__What the exercise asks__
Answer with the number of lines in the listing below that contain the word "VERDE", and nothing else.
***** Material for this exercise
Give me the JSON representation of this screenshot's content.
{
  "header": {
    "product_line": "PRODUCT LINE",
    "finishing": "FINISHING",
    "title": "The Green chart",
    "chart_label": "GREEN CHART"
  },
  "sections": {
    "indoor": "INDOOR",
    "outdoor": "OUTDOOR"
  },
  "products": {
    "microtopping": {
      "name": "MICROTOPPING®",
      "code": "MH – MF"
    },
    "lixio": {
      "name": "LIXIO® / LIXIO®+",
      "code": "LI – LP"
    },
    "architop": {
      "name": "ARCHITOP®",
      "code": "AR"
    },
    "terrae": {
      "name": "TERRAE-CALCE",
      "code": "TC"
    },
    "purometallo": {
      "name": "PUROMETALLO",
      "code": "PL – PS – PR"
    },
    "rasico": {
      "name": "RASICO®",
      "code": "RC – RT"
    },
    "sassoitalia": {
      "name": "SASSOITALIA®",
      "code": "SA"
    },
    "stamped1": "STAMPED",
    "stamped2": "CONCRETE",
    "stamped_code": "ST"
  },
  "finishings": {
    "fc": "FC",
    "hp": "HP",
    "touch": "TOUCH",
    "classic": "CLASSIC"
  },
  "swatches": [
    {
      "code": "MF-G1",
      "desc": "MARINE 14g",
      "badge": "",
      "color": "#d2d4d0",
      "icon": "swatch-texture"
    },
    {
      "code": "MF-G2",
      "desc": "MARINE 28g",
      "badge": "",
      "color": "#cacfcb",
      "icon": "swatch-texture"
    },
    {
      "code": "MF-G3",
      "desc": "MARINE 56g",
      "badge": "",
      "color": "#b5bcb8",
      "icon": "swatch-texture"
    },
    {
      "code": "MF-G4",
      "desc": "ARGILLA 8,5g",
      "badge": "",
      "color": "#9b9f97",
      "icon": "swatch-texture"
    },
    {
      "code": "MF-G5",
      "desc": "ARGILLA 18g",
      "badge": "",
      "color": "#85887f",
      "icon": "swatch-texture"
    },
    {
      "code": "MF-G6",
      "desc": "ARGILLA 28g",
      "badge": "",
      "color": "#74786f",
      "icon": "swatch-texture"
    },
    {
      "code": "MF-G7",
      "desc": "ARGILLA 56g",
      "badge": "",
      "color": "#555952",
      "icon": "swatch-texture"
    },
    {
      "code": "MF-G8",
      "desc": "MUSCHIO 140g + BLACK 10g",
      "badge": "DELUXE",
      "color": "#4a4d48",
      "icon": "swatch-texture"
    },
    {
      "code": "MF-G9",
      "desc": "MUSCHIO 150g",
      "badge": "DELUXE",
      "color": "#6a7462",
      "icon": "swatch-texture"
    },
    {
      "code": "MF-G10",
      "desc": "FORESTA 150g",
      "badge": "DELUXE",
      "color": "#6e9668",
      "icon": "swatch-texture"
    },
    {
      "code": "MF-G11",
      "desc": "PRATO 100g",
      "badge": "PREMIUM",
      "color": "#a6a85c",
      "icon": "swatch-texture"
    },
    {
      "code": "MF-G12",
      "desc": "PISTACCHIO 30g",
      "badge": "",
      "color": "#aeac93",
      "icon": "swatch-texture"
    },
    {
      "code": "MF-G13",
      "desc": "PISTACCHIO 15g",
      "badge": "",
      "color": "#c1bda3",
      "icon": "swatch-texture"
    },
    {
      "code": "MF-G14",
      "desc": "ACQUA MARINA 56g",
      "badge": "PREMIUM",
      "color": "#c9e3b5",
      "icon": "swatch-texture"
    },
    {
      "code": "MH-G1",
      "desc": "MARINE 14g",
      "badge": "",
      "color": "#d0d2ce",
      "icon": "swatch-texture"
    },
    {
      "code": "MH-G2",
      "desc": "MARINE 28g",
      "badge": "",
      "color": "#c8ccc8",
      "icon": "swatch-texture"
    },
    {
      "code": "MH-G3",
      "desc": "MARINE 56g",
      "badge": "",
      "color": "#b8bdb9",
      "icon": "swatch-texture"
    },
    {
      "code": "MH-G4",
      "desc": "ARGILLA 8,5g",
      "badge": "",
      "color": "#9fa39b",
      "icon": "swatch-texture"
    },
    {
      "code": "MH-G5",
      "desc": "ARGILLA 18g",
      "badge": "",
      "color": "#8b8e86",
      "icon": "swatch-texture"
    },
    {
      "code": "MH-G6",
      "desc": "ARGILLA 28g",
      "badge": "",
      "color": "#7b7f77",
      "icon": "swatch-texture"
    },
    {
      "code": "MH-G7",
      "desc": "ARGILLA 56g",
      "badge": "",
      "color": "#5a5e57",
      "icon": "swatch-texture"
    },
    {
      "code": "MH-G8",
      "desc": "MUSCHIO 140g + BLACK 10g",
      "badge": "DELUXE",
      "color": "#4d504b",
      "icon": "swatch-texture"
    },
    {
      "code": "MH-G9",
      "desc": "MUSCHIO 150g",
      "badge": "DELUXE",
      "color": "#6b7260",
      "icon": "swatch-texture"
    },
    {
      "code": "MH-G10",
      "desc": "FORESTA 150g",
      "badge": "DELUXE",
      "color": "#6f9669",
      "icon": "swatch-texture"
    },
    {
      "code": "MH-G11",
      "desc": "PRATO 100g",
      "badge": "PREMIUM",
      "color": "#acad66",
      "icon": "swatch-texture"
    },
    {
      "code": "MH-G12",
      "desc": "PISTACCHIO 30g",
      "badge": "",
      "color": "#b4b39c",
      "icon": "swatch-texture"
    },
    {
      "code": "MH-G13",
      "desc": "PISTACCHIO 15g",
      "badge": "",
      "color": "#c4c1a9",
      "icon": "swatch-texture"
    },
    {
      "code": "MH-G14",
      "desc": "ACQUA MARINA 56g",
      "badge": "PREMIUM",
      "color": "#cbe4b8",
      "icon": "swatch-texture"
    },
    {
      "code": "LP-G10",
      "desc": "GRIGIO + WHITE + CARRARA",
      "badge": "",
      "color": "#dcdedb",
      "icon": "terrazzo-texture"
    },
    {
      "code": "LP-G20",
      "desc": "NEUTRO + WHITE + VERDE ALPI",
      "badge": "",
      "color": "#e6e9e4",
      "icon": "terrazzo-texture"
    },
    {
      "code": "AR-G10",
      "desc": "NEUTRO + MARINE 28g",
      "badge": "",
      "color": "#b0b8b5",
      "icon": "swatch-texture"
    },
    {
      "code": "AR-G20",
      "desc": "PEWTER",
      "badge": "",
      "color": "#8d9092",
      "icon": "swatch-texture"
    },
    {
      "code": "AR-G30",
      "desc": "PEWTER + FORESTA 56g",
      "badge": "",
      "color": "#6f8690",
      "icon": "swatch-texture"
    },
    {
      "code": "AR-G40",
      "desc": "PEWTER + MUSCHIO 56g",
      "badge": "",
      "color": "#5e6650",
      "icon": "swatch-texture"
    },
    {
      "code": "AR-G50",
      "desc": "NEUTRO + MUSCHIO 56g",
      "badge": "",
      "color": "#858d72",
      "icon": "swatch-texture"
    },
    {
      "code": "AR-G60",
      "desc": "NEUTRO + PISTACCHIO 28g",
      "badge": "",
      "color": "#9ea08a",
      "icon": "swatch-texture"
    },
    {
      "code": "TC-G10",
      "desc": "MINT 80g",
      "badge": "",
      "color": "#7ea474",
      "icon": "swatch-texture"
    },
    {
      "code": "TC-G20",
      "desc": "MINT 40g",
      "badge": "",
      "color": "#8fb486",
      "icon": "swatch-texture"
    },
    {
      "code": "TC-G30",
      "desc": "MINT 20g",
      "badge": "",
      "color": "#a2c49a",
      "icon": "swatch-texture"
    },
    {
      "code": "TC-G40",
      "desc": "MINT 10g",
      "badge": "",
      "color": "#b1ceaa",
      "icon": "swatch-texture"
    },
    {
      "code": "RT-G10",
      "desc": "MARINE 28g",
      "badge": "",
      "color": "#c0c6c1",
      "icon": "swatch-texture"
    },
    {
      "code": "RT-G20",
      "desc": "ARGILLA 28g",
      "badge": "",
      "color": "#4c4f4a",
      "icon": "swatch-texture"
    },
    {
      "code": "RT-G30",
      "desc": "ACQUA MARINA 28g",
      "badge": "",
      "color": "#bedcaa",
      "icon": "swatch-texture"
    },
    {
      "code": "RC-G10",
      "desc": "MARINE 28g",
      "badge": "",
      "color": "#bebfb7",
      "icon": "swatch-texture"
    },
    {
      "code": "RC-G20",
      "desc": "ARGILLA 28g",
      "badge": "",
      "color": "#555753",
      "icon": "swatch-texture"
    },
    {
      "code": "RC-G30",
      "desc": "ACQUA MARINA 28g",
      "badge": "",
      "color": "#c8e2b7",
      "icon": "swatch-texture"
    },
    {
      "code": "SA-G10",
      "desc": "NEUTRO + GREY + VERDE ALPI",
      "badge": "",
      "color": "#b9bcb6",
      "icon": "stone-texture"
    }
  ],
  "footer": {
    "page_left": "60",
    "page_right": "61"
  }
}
**********
__Correct output__
2